→ **To do**:
Scan the records for the word "Paris". Copy each line that includes it.

┌──

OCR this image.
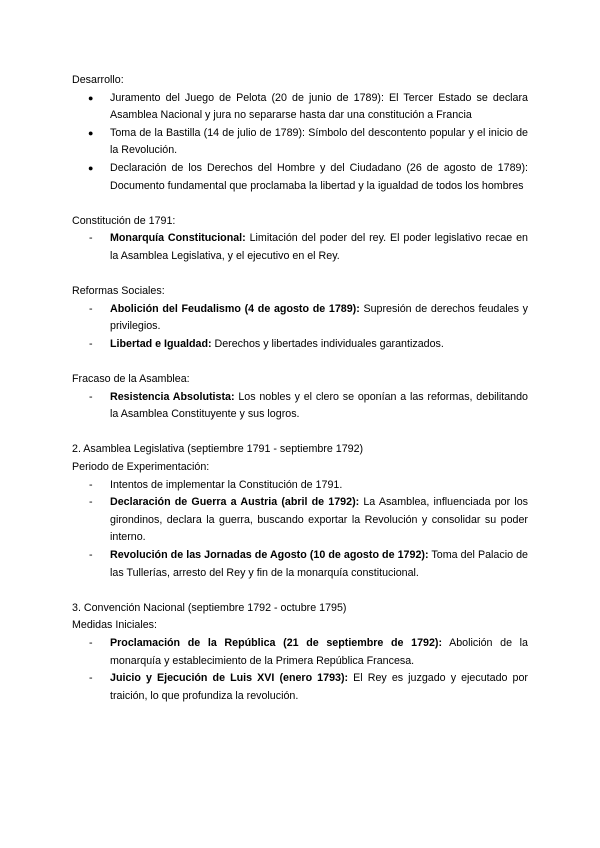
Desarrollo:

●	Juramento del Juego de Pelota (20 de junio de 1789): El Tercer Estado se declara Asamblea Nacional y jura no separarse hasta dar una constitución a Francia
●	Toma de la Bastilla (14 de julio de 1789): Símbolo del descontento popular y el inicio de la Revolución.
●	Declaración de los Derechos del Hombre y del Ciudadano (26 de agosto de 1789): Documento fundamental que proclamaba la libertad y la igualdad de todos los hombres

Constitución de 1791:

-	Monarquía Constitucional: Limitación del poder del rey. El poder legislativo recae en la Asamblea Legislativa, y el ejecutivo en el Rey.

Reformas Sociales:

-	Abolición del Feudalismo (4 de agosto de 1789): Supresión de derechos feudales y privilegios.
-	Libertad e Igualdad: Derechos y libertades individuales garantizados.

Fracaso de la Asamblea:

-	Resistencia Absolutista: Los nobles y el clero se oponían a las reformas, debilitando la Asamblea Constituyente y sus logros.

2. Asamblea Legislativa (septiembre 1791 - septiembre 1792)

Periodo de Experimentación:

-	Intentos de implementar la Constitución de 1791.
-	Declaración de Guerra a Austria (abril de 1792): La Asamblea, influenciada por los girondinos, declara la guerra, buscando exportar la Revolución y consolidar su poder interno.
-	Revolución de las Jornadas de Agosto (10 de agosto de 1792): Toma del Palacio de las Tullerías, arresto del Rey y fin de la monarquía constitucional.

3. Convención Nacional (septiembre 1792 - octubre 1795)

Medidas Iniciales:

-	Proclamación de la República (21 de septiembre de 1792): Abolición de la monarquía y establecimiento de la Primera República Francesa.
-	Juicio y Ejecución de Luis XVI (enero 1793): El Rey es juzgado y ejecutado por traición, lo que profundiza la revolución.
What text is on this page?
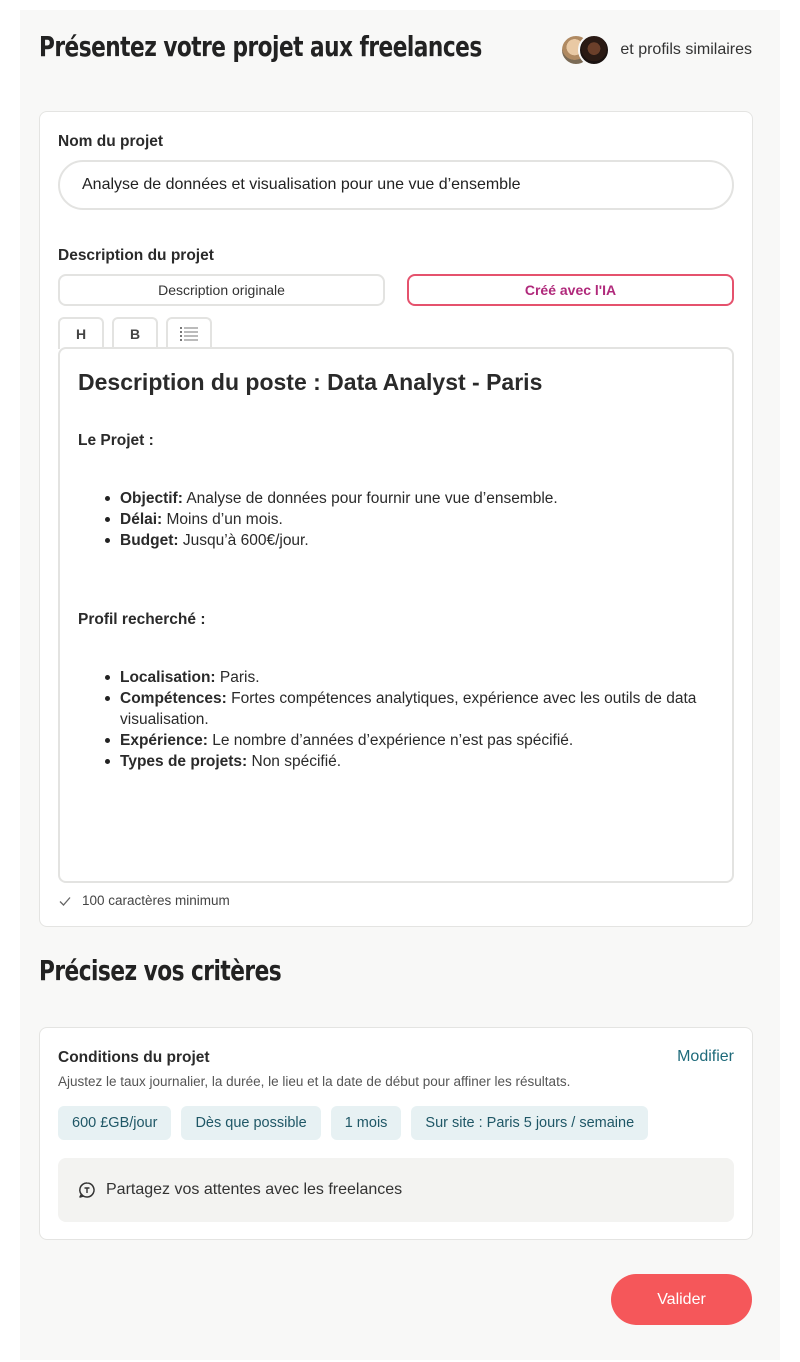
Présentez votre projet aux freelances	et profils similaires
Nom du projet
Analyse de données et visualisation pour une vue d’ensemble
Description du projet
Description originale	Créé avec l'IA
H	B
Description du poste : Data Analyst - Paris
Le Projet :
Objectif: Analyse de données pour fournir une vue d’ensemble.
Délai: Moins d’un mois.
Budget: Jusqu’à 600€/jour.
Profil recherché :
Localisation: Paris.
Compétences: Fortes compétences analytiques, expérience avec les outils de data visualisation.
Expérience: Le nombre d’années d’expérience n’est pas spécifié.
Types de projets: Non spécifié.
100 caractères minimum
Précisez vos critères
Conditions du projet	Modifier
Ajustez le taux journalier, la durée, le lieu et la date de début pour affiner les résultats.
600 £GB/jour	Dès que possible	1 mois	Sur site : Paris 5 jours / semaine
Partagez vos attentes avec les freelances
Valider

└──

→ **Expected answer**:
Description du poste : Data Analyst - Paris
Localisation: Paris.
600 £GB/jour	Dès que possible	1 mois	Sur site : Paris 5 jours / semaine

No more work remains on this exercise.